Objective: From the entries below, count every line that contains the word "this". Please give the number and nothing else.

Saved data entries
+===+

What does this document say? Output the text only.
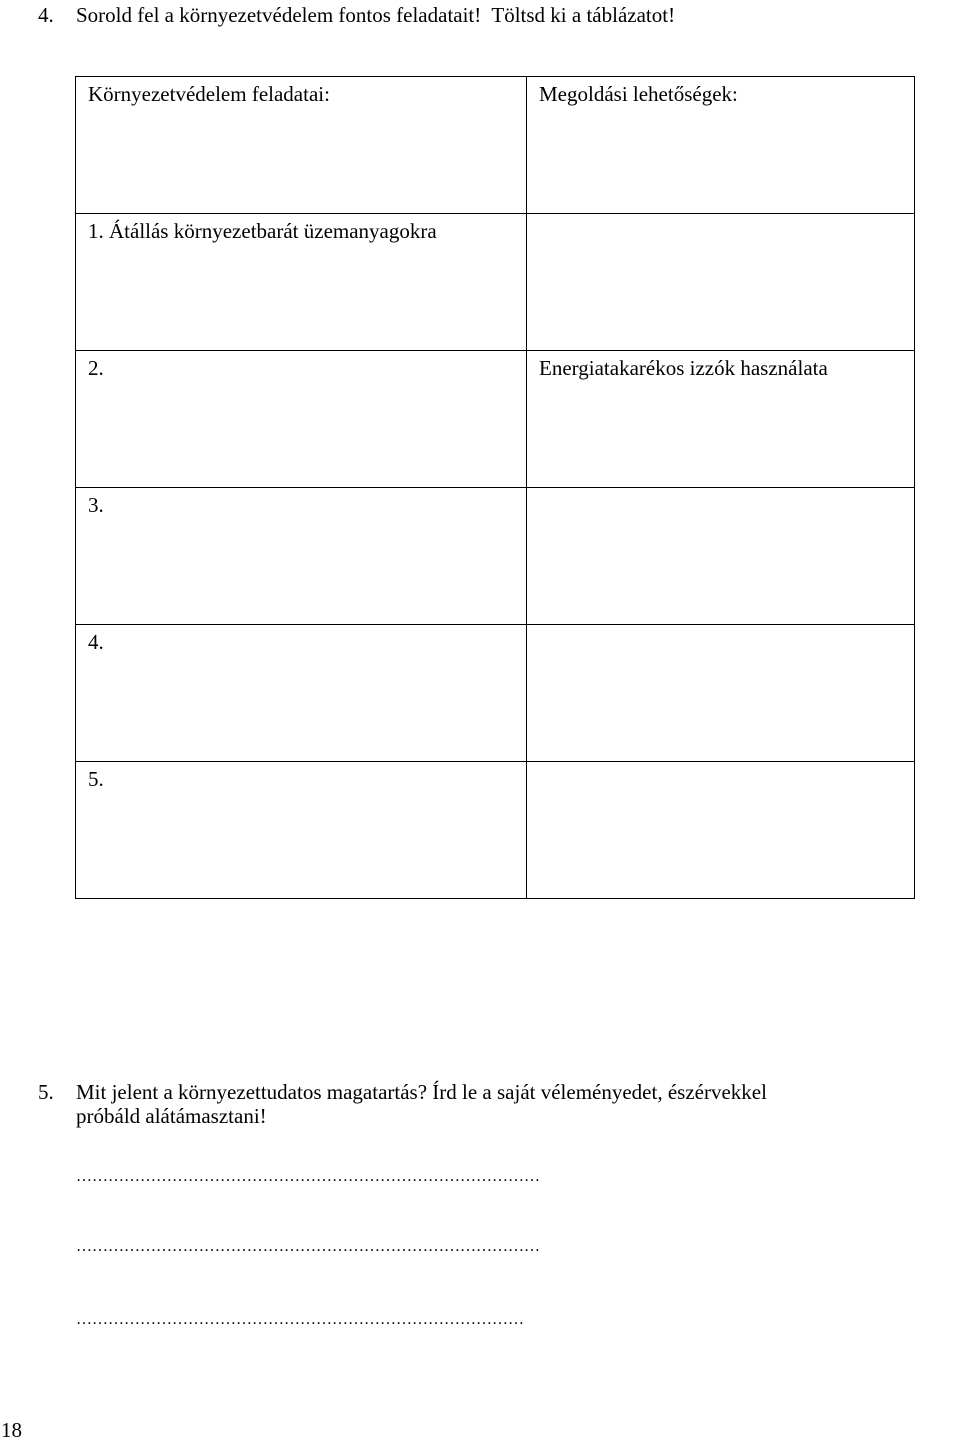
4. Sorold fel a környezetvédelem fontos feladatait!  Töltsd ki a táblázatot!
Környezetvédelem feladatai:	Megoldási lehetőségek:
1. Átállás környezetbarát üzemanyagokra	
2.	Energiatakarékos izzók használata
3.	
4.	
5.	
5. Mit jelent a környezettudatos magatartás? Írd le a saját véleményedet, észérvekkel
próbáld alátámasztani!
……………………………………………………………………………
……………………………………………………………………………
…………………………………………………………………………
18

+===+

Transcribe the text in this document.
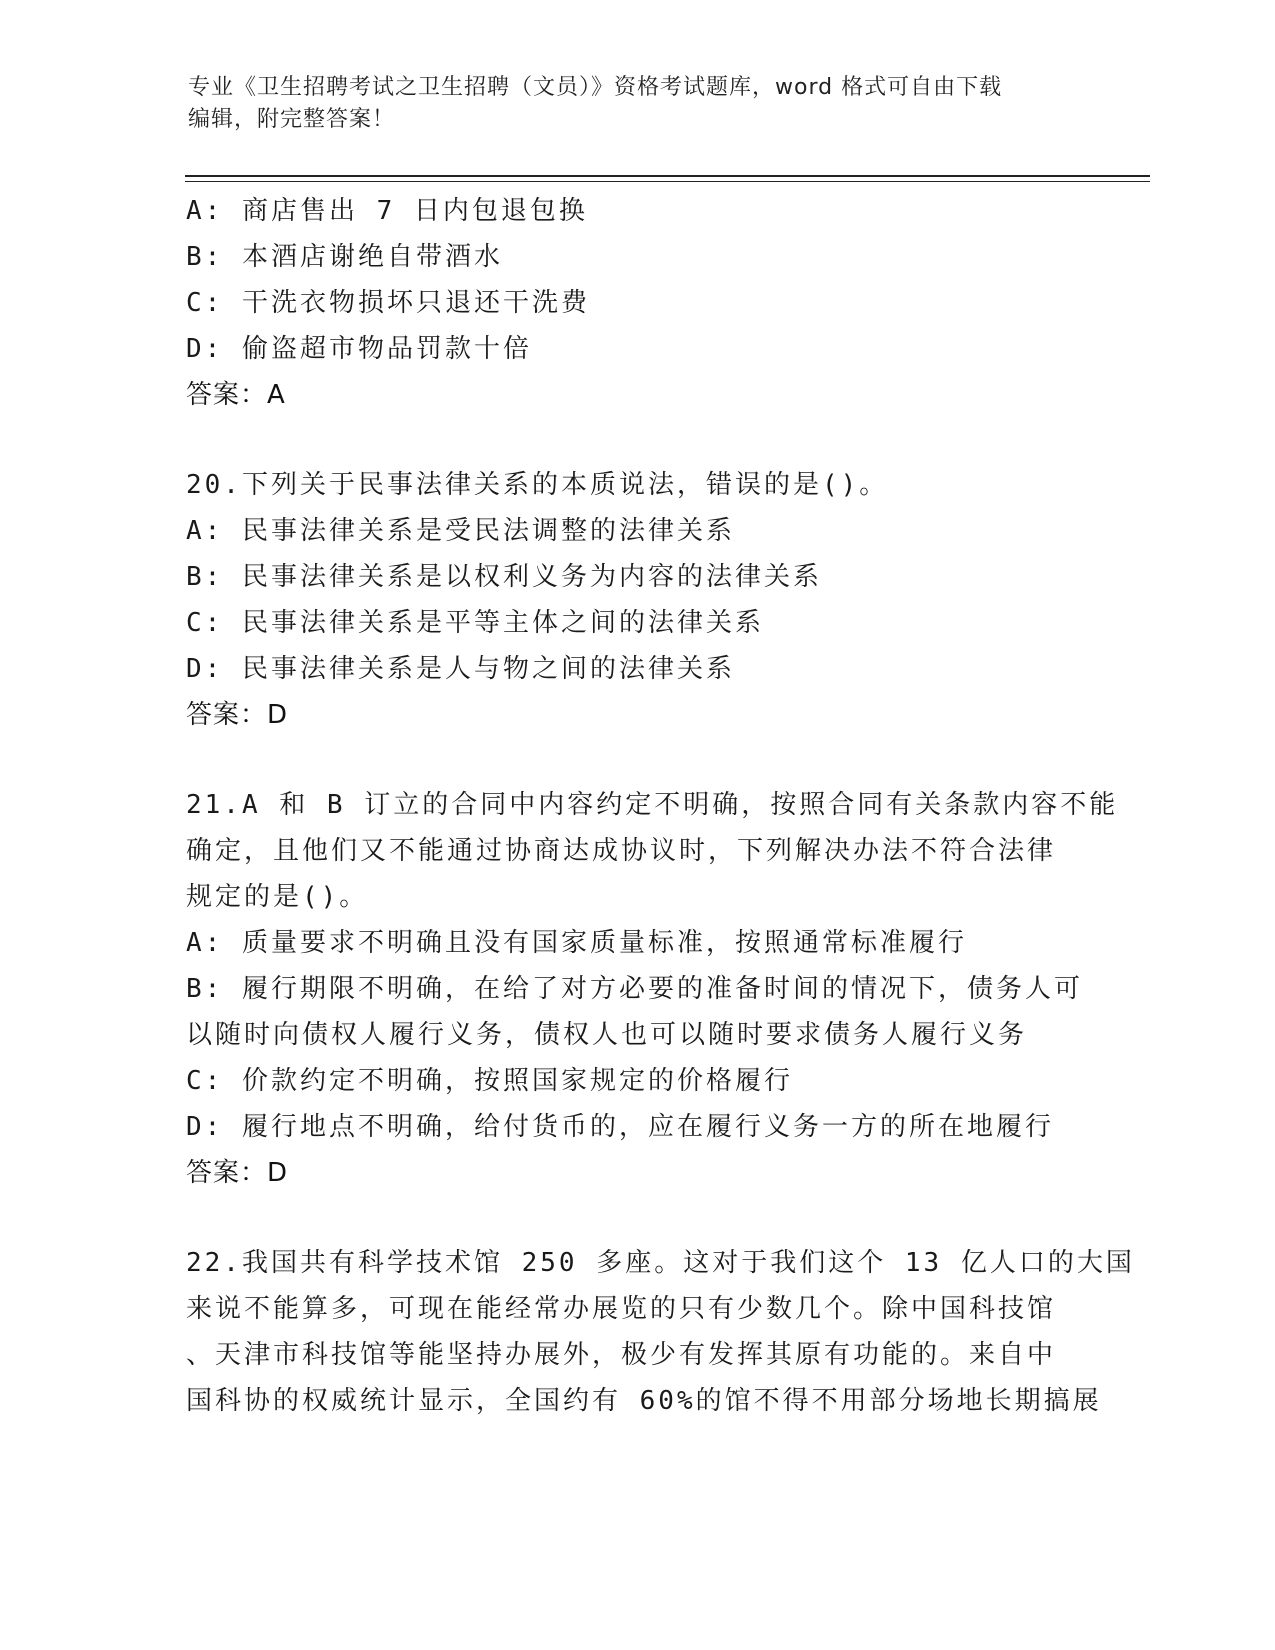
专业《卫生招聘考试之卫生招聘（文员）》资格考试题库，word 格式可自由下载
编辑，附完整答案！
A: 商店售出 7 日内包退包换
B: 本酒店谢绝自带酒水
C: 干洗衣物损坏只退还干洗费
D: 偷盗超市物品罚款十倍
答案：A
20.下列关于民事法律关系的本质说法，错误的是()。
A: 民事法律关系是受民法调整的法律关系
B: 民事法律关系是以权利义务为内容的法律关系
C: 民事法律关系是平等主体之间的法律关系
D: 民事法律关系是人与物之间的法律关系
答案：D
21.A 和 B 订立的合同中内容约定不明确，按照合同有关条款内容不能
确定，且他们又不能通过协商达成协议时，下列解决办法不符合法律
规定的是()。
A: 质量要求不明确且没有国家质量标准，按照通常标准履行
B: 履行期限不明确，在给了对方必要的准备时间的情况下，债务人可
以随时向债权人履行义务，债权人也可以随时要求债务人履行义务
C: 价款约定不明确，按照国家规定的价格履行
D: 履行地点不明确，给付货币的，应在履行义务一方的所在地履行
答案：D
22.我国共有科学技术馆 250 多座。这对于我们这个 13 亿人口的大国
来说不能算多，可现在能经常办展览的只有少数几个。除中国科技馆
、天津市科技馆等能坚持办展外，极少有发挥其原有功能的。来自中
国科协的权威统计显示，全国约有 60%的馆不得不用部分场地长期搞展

+===+

Exercise output: 2